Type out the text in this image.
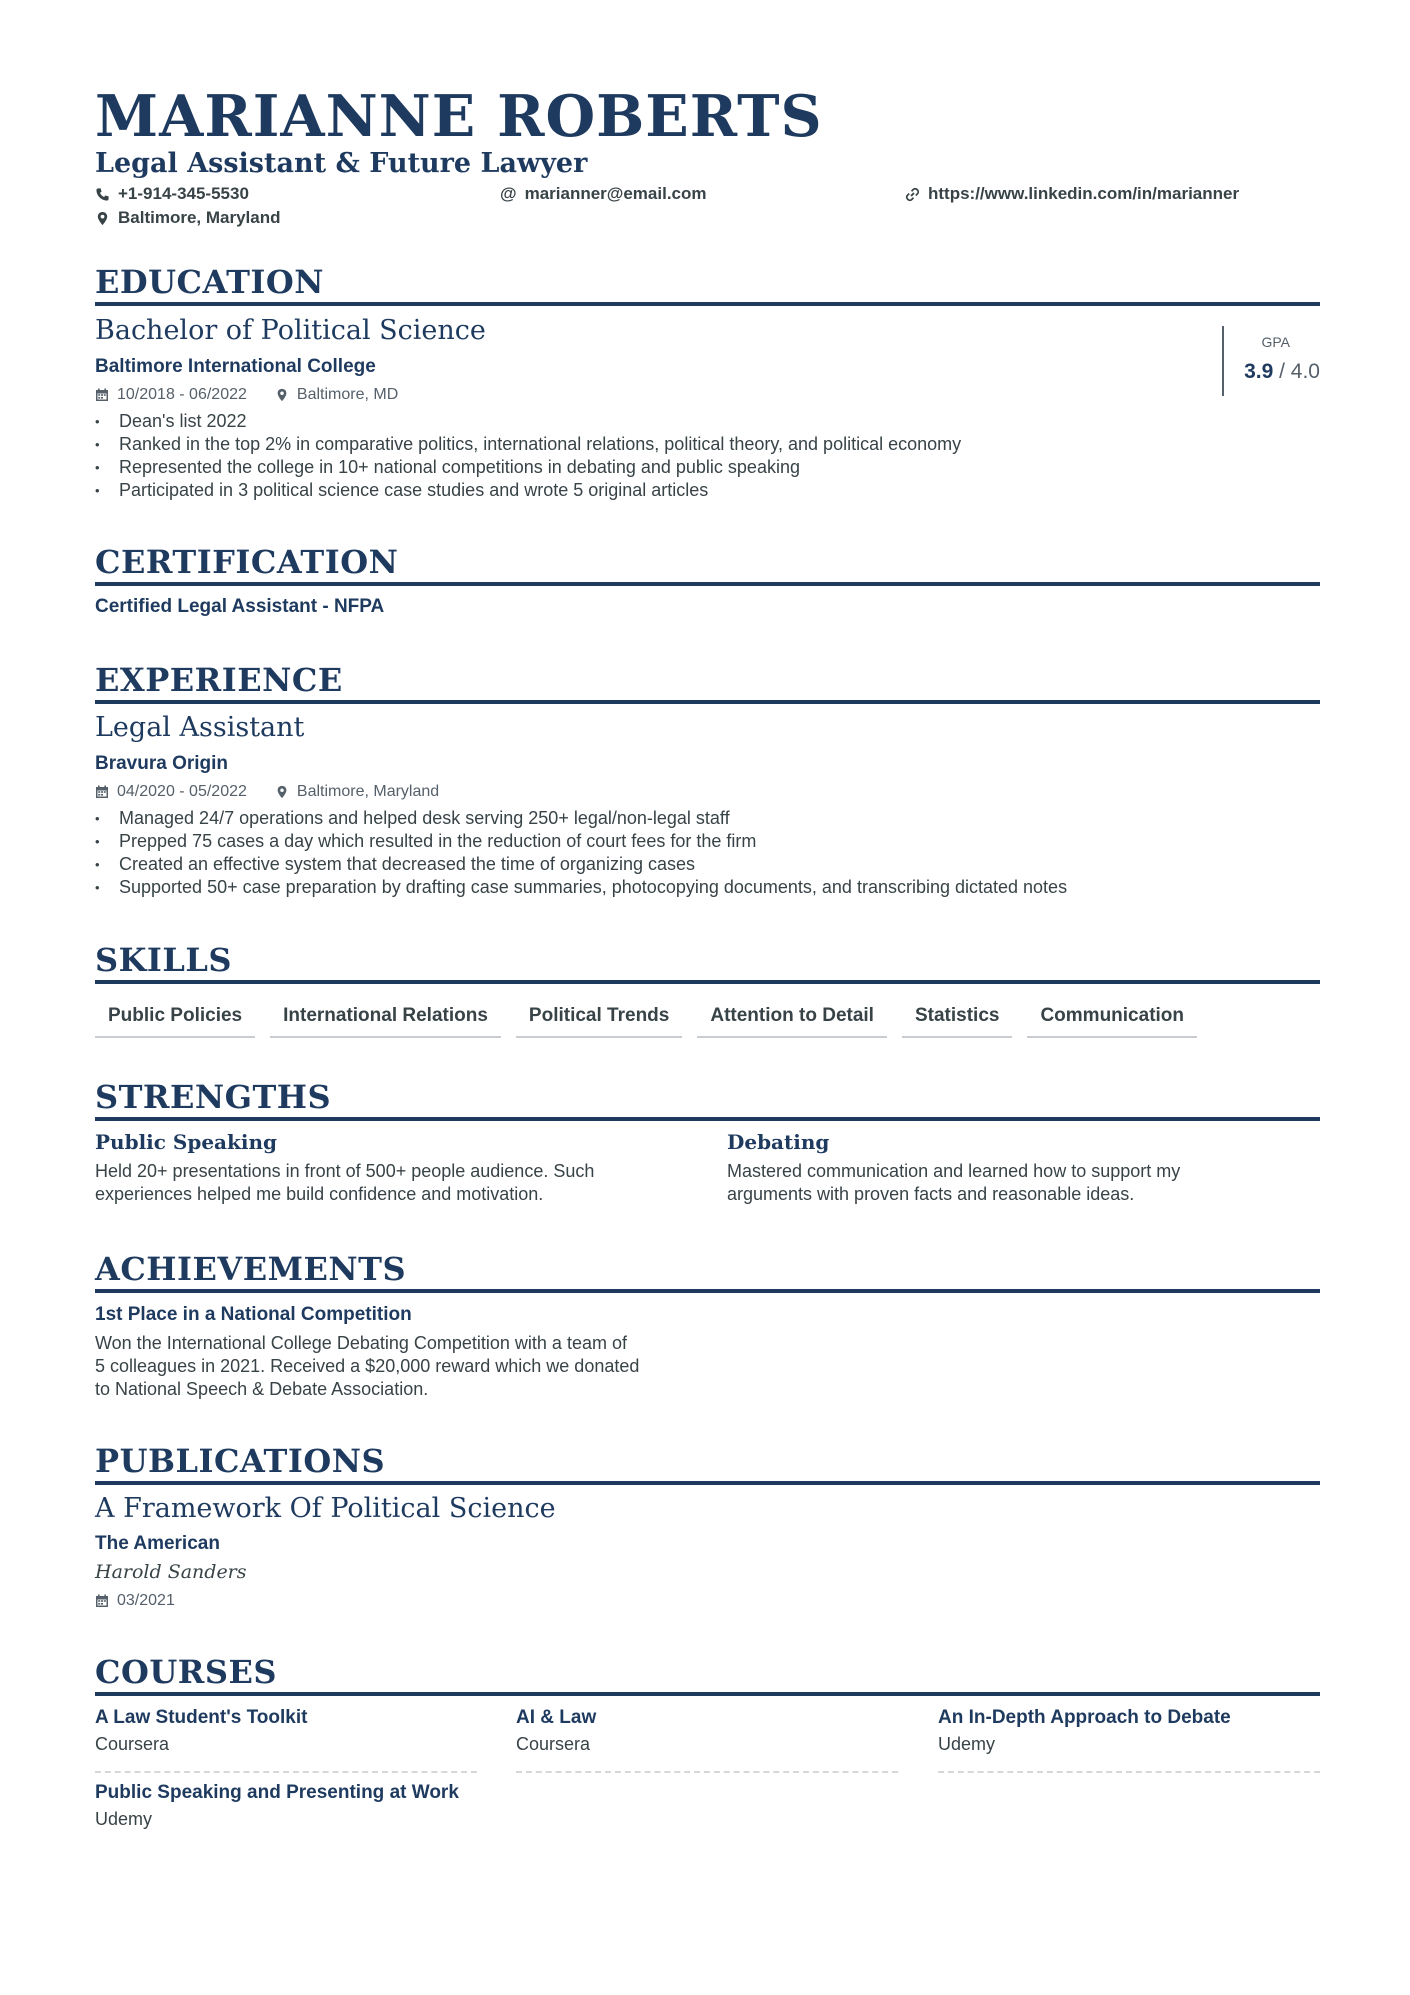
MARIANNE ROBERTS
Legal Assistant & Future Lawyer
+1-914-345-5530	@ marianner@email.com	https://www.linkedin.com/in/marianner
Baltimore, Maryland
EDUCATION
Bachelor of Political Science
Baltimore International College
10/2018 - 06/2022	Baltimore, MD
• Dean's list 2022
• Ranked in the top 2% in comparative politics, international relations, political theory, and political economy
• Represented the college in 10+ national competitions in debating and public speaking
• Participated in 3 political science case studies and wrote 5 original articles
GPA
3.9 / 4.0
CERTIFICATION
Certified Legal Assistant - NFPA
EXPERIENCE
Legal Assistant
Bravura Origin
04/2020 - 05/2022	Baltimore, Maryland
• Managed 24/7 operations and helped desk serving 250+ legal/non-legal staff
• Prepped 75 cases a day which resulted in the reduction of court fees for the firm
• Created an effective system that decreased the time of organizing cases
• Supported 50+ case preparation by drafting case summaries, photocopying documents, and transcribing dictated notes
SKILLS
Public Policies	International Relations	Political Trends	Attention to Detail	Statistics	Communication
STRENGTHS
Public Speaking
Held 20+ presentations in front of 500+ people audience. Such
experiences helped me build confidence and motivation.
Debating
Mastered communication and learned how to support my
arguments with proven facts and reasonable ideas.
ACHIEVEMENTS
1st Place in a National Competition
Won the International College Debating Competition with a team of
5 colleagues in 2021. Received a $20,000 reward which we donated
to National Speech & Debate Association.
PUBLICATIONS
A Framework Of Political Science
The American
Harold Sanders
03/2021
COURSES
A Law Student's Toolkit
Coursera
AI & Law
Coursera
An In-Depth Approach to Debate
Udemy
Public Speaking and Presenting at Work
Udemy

==*==

The exercise ▸
Transcribe the records above verbatim. Do not carry over any picture.

Right answer ▸
Type out the text in this image.
MARIANNE ROBERTS
Legal Assistant & Future Lawyer
+1-914-345-5530	@ marianner@email.com	https://www.linkedin.com/in/marianner
Baltimore, Maryland
EDUCATION
Bachelor of Political Science
Baltimore International College
10/2018 - 06/2022	Baltimore, MD
• Dean's list 2022
• Ranked in the top 2% in comparative politics, international relations, political theory, and political economy
• Represented the college in 10+ national competitions in debating and public speaking
• Participated in 3 political science case studies and wrote 5 original articles
GPA
3.9 / 4.0
CERTIFICATION
Certified Legal Assistant - NFPA
EXPERIENCE
Legal Assistant
Bravura Origin
04/2020 - 05/2022	Baltimore, Maryland
• Managed 24/7 operations and helped desk serving 250+ legal/non-legal staff
• Prepped 75 cases a day which resulted in the reduction of court fees for the firm
• Created an effective system that decreased the time of organizing cases
• Supported 50+ case preparation by drafting case summaries, photocopying documents, and transcribing dictated notes
SKILLS
Public Policies	International Relations	Political Trends	Attention to Detail	Statistics	Communication
STRENGTHS
Public Speaking
Held 20+ presentations in front of 500+ people audience. Such
experiences helped me build confidence and motivation.
Debating
Mastered communication and learned how to support my
arguments with proven facts and reasonable ideas.
ACHIEVEMENTS
1st Place in a National Competition
Won the International College Debating Competition with a team of
5 colleagues in 2021. Received a $20,000 reward which we donated
to National Speech & Debate Association.
PUBLICATIONS
A Framework Of Political Science
The American
Harold Sanders
03/2021
COURSES
A Law Student's Toolkit
Coursera
AI & Law
Coursera
An In-Depth Approach to Debate
Udemy
Public Speaking and Presenting at Work
Udemy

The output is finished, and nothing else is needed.